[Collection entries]
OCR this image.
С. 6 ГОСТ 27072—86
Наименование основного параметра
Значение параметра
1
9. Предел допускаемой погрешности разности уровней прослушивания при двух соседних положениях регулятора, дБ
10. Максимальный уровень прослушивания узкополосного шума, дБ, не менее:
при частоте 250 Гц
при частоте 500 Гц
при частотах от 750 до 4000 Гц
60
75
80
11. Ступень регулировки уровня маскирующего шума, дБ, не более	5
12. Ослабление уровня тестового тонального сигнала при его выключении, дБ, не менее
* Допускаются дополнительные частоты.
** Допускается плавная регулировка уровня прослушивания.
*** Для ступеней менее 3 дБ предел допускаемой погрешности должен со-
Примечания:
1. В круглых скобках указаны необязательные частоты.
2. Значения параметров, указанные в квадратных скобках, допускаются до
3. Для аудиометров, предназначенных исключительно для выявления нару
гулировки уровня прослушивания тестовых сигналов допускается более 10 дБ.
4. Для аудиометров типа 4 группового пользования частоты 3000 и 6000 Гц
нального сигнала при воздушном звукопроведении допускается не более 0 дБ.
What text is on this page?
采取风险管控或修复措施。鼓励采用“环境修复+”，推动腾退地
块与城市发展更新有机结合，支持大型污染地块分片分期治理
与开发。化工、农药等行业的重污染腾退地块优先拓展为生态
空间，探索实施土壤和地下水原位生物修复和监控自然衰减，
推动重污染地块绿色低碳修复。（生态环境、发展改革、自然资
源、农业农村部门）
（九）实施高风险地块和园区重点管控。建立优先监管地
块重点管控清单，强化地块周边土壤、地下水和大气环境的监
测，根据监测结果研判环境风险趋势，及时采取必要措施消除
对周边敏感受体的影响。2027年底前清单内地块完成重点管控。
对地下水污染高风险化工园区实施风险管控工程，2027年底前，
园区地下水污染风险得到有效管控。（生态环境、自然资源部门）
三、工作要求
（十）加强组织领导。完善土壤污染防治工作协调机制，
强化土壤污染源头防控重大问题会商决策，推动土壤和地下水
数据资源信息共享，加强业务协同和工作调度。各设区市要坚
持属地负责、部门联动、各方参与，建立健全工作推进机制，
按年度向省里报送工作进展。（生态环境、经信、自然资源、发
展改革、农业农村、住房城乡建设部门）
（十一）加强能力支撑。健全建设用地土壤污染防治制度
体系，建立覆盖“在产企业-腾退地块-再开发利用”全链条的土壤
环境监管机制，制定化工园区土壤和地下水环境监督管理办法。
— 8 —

- _WHAT THE EXERCISE ASKS_
Using the listing above, list every line in which the string "生态环境" occurs.

- _COMPLETE ANSWER_
推动重污染地块绿色低碳修复。（生态环境、发展改革、自然资
园区地下水污染风险得到有效管控。（生态环境、自然资源部门）
按年度向省里报送工作进展。（生态环境、经信、自然资源、发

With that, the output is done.